Entries from a dataset —
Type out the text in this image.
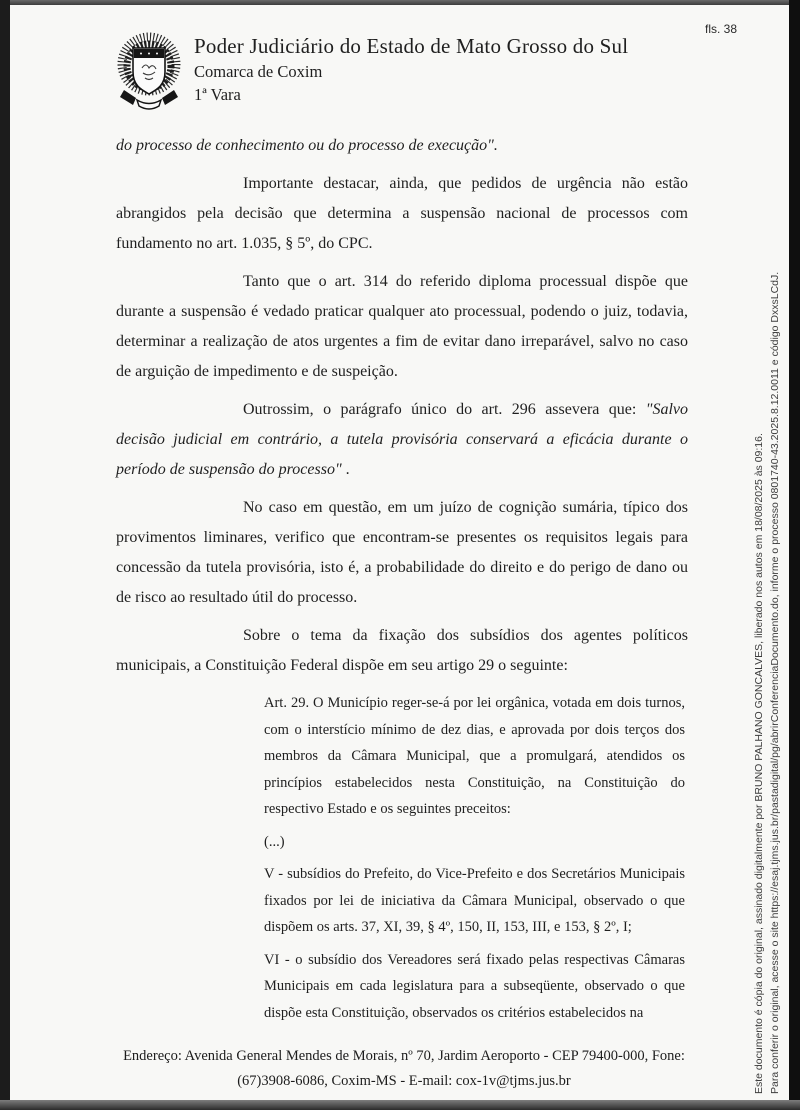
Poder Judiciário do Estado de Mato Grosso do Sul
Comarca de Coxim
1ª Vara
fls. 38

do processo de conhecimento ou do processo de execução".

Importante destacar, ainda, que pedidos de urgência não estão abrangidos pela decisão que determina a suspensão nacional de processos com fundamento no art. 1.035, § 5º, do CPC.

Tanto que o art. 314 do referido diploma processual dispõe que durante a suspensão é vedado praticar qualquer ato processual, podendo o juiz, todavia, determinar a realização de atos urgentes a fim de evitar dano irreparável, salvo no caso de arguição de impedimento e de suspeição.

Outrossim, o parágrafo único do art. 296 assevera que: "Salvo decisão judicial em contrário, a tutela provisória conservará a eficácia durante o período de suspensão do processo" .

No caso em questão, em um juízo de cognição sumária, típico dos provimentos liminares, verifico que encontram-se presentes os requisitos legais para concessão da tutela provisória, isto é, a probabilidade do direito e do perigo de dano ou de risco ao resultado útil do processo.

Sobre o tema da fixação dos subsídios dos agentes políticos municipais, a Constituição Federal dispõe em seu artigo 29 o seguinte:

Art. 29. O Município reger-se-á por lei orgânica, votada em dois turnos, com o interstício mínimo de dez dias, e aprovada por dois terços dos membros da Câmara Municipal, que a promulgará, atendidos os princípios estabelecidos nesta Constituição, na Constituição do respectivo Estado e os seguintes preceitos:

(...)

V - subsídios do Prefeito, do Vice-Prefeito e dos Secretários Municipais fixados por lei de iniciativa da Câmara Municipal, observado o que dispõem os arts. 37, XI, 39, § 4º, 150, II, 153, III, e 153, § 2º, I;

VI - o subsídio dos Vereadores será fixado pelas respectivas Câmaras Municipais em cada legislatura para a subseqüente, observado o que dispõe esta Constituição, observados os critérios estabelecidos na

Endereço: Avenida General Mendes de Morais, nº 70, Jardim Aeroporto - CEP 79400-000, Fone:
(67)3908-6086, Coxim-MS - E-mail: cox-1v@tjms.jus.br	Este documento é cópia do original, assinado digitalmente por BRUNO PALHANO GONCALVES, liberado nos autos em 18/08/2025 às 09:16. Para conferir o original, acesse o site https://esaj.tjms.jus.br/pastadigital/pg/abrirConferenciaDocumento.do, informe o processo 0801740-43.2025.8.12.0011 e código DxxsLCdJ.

WHAT IS REQUIRED —
Repeat each line of the records above exactly, but do not copy the pictures.

RESULT FOR THIS EXERCISE —
Type out the text in this image.
Poder Judiciário do Estado de Mato Grosso do Sul
Comarca de Coxim
1ª Vara
fls. 38

do processo de conhecimento ou do processo de execução".

Importante destacar, ainda, que pedidos de urgência não estão abrangidos pela decisão que determina a suspensão nacional de processos com fundamento no art. 1.035, § 5º, do CPC.

Tanto que o art. 314 do referido diploma processual dispõe que durante a suspensão é vedado praticar qualquer ato processual, podendo o juiz, todavia, determinar a realização de atos urgentes a fim de evitar dano irreparável, salvo no caso de arguição de impedimento e de suspeição.

Outrossim, o parágrafo único do art. 296 assevera que: "Salvo decisão judicial em contrário, a tutela provisória conservará a eficácia durante o período de suspensão do processo" .

No caso em questão, em um juízo de cognição sumária, típico dos provimentos liminares, verifico que encontram-se presentes os requisitos legais para concessão da tutela provisória, isto é, a probabilidade do direito e do perigo de dano ou de risco ao resultado útil do processo.

Sobre o tema da fixação dos subsídios dos agentes políticos municipais, a Constituição Federal dispõe em seu artigo 29 o seguinte:

Art. 29. O Município reger-se-á por lei orgânica, votada em dois turnos, com o interstício mínimo de dez dias, e aprovada por dois terços dos membros da Câmara Municipal, que a promulgará, atendidos os princípios estabelecidos nesta Constituição, na Constituição do respectivo Estado e os seguintes preceitos:

(...)

V - subsídios do Prefeito, do Vice-Prefeito e dos Secretários Municipais fixados por lei de iniciativa da Câmara Municipal, observado o que dispõem os arts. 37, XI, 39, § 4º, 150, II, 153, III, e 153, § 2º, I;

VI - o subsídio dos Vereadores será fixado pelas respectivas Câmaras Municipais em cada legislatura para a subseqüente, observado o que dispõe esta Constituição, observados os critérios estabelecidos na

Endereço: Avenida General Mendes de Morais, nº 70, Jardim Aeroporto - CEP 79400-000, Fone:
(67)3908-6086, Coxim-MS - E-mail: cox-1v@tjms.jus.br	Este documento é cópia do original, assinado digitalmente por BRUNO PALHANO GONCALVES, liberado nos autos em 18/08/2025 às 09:16. Para conferir o original, acesse o site https://esaj.tjms.jus.br/pastadigital/pg/abrirConferenciaDocumento.do, informe o processo 0801740-43.2025.8.12.0011 e código DxxsLCdJ.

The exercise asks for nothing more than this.